### Material shown
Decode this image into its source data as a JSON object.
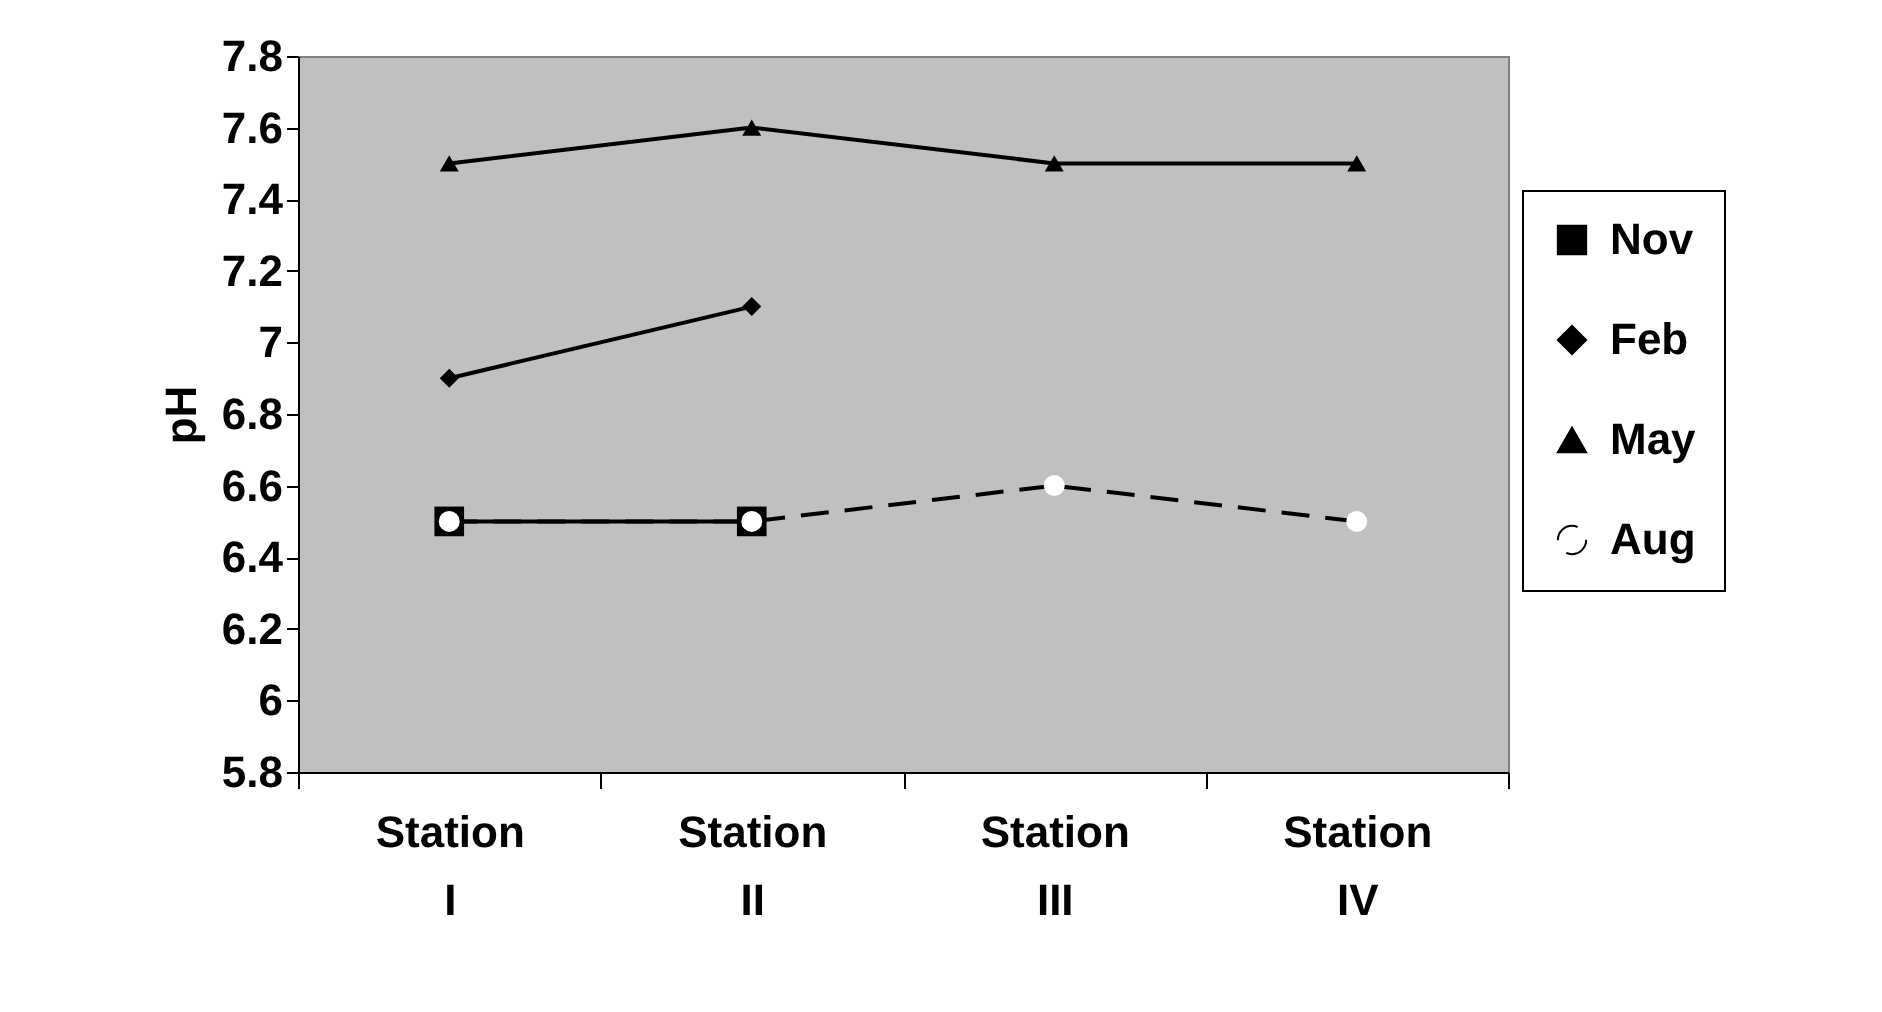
{
  "chart_data": {
    "type": "line",
    "ylabel": "pH",
    "categories": [
      "Station I",
      "Station II",
      "Station III",
      "Station IV"
    ],
    "ylim": [
      5.8,
      7.8
    ],
    "yticks": [
      5.8,
      6,
      6.2,
      6.4,
      6.6,
      6.8,
      7,
      7.2,
      7.4,
      7.6,
      7.8
    ],
    "grid": false,
    "legend": "right",
    "series": [
      {
        "name": "Nov",
        "color": "#000000",
        "marker": "square",
        "line_style": "solid",
        "values": [
          6.5,
          6.5,
          null,
          null
        ]
      },
      {
        "name": "Feb",
        "color": "#000000",
        "marker": "diamond",
        "line_style": "solid",
        "values": [
          6.9,
          7.1,
          null,
          null
        ]
      },
      {
        "name": "May",
        "color": "#000000",
        "marker": "triangle",
        "line_style": "solid",
        "values": [
          7.5,
          7.6,
          7.5,
          7.5
        ]
      },
      {
        "name": "Aug",
        "color": "#000000",
        "marker": "circle",
        "colors": [
          "#ffffff",
          "#ffffff",
          "#ffffff",
          "#ffffff"
        ],
        "line_style": "dashed",
        "values": [
          6.5,
          6.5,
          6.6,
          6.5
        ]
      }
    ]
  }
}
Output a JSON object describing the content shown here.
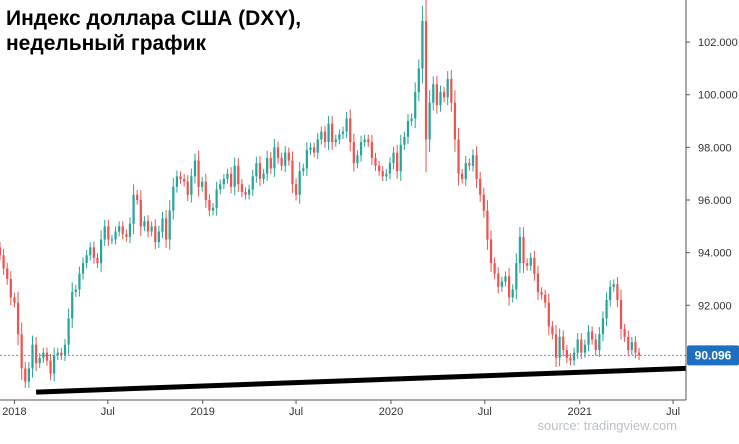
{
  "title": "Индекс доллара США (DXY), недельный график",
  "source": "source: tradingview.com",
  "colors": {
    "up": "#26a69a",
    "down": "#ef5350",
    "trendline": "#000000",
    "price_label_bg": "#1e6fc2",
    "axis": "#555555",
    "price_line": "#5b8fd6"
  },
  "chart_data": {
    "type": "candlestick",
    "timeframe": "weekly",
    "title": "Индекс доллара США (DXY), недельный график",
    "last_price": "90.096",
    "last_price_value": 90.096,
    "ylim": [
      88.4,
      103.6
    ],
    "y_ticks": [
      92,
      94,
      96,
      98,
      100,
      102
    ],
    "y_tick_labels": [
      "92.000",
      "94.000",
      "96.000",
      "98.000",
      "100.000",
      "102.000"
    ],
    "x_range": [
      "2017-12-04",
      "2021-07-26"
    ],
    "x_ticks": [
      {
        "date": "2018-01-01",
        "label": "2018"
      },
      {
        "date": "2018-07-01",
        "label": "Jul"
      },
      {
        "date": "2019-01-01",
        "label": "2019"
      },
      {
        "date": "2019-07-01",
        "label": "Jul"
      },
      {
        "date": "2020-01-01",
        "label": "2020"
      },
      {
        "date": "2020-07-01",
        "label": "Jul"
      },
      {
        "date": "2021-01-01",
        "label": "2021"
      },
      {
        "date": "2021-07-01",
        "label": "Jul"
      }
    ],
    "trendline": {
      "start": {
        "date": "2018-02-12",
        "value": 88.7
      },
      "end": {
        "date": "2021-07-26",
        "value": 89.6
      }
    },
    "start_date": "2017-12-04",
    "closes": [
      93.9,
      93.4,
      93.0,
      92.3,
      92.1,
      90.9,
      89.6,
      89.1,
      89.6,
      90.5,
      89.8,
      90.0,
      90.2,
      89.9,
      89.4,
      90.1,
      90.2,
      90.1,
      90.5,
      91.5,
      92.5,
      92.6,
      93.2,
      93.6,
      93.9,
      94.2,
      93.8,
      93.6,
      94.5,
      95.0,
      94.5,
      94.5,
      94.8,
      95.0,
      94.7,
      94.6,
      95.1,
      96.2,
      96.0,
      95.0,
      95.2,
      94.8,
      95.0,
      94.4,
      94.8,
      95.3,
      94.5,
      95.6,
      96.5,
      96.9,
      96.8,
      96.7,
      96.2,
      96.9,
      97.5,
      96.5,
      96.7,
      96.0,
      95.6,
      95.7,
      96.4,
      96.6,
      96.8,
      97.0,
      96.5,
      97.3,
      96.6,
      96.3,
      96.2,
      96.4,
      96.9,
      97.4,
      96.8,
      97.0,
      97.6,
      97.2,
      98.0,
      97.6,
      97.3,
      97.8,
      97.5,
      96.6,
      96.2,
      97.1,
      97.2,
      97.9,
      98.0,
      97.8,
      98.3,
      98.6,
      98.2,
      98.9,
      98.2,
      98.3,
      98.5,
      98.6,
      99.1,
      98.2,
      97.4,
      97.7,
      98.2,
      98.3,
      98.2,
      97.6,
      97.3,
      97.1,
      96.9,
      97.0,
      97.4,
      97.8,
      97.1,
      98.1,
      98.4,
      99.0,
      99.1,
      100.1,
      101.0,
      102.8,
      98.3,
      99.7,
      100.4,
      99.6,
      100.1,
      99.9,
      100.6,
      99.7,
      98.3,
      97.0,
      96.8,
      97.4,
      97.3,
      97.7,
      96.8,
      96.2,
      95.6,
      94.5,
      93.6,
      93.2,
      92.7,
      92.9,
      93.1,
      92.3,
      92.6,
      93.6,
      94.6,
      93.6,
      93.5,
      93.8,
      93.2,
      92.5,
      92.4,
      92.1,
      91.2,
      90.9,
      90.0,
      90.8,
      90.3,
      90.0,
      89.9,
      90.2,
      90.7,
      90.2,
      90.5,
      91.0,
      90.7,
      90.3,
      90.9,
      91.5,
      92.2,
      92.7,
      92.8,
      92.2,
      91.1,
      90.8,
      90.3,
      90.6,
      90.2,
      90.1
    ]
  }
}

### Aim of the task
Every line of the listing that holds "marker" is to be counted; give only the resulting number.

### Task response
4